WORK TO DO
Each record must be retyped in full. No character may differ.

SUPPLIED RECORDS
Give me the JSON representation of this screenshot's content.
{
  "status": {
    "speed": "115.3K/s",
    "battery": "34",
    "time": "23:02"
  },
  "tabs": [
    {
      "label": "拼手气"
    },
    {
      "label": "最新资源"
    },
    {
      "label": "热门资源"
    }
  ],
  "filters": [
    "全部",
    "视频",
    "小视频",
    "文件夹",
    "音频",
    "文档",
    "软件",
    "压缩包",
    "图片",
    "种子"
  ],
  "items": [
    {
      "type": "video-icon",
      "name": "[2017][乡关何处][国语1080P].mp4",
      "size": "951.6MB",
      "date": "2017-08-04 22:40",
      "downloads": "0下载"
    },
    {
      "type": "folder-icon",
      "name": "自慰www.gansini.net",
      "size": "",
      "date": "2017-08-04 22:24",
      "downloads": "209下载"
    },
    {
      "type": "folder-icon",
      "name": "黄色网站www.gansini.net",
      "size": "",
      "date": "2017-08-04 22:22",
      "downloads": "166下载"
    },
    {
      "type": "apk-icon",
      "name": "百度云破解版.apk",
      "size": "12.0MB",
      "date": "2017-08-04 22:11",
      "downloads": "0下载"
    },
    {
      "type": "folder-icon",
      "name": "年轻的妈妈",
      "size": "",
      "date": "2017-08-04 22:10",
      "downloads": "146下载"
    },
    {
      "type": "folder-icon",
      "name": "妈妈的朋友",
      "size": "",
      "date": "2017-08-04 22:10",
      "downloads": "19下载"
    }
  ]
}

WRITTEN RESPONSE
Give me the JSON representation of this screenshot's content.
{
  "status": {
    "speed": "115.3K/s",
    "battery": "34",
    "time": "23:02"
  },
  "tabs": [
    {
      "label": "拼手气"
    },
    {
      "label": "最新资源"
    },
    {
      "label": "热门资源"
    }
  ],
  "filters": [
    "全部",
    "视频",
    "小视频",
    "文件夹",
    "音频",
    "文档",
    "软件",
    "压缩包",
    "图片",
    "种子"
  ],
  "items": [
    {
      "type": "video-icon",
      "name": "[2017][乡关何处][国语1080P].mp4",
      "size": "951.6MB",
      "date": "2017-08-04 22:40",
      "downloads": "0下载"
    },
    {
      "type": "folder-icon",
      "name": "自慰www.gansini.net",
      "size": "",
      "date": "2017-08-04 22:24",
      "downloads": "209下载"
    },
    {
      "type": "folder-icon",
      "name": "黄色网站www.gansini.net",
      "size": "",
      "date": "2017-08-04 22:22",
      "downloads": "166下载"
    },
    {
      "type": "apk-icon",
      "name": "百度云破解版.apk",
      "size": "12.0MB",
      "date": "2017-08-04 22:11",
      "downloads": "0下载"
    },
    {
      "type": "folder-icon",
      "name": "年轻的妈妈",
      "size": "",
      "date": "2017-08-04 22:10",
      "downloads": "146下载"
    },
    {
      "type": "folder-icon",
      "name": "妈妈的朋友",
      "size": "",
      "date": "2017-08-04 22:10",
      "downloads": "19下载"
    }
  ]
}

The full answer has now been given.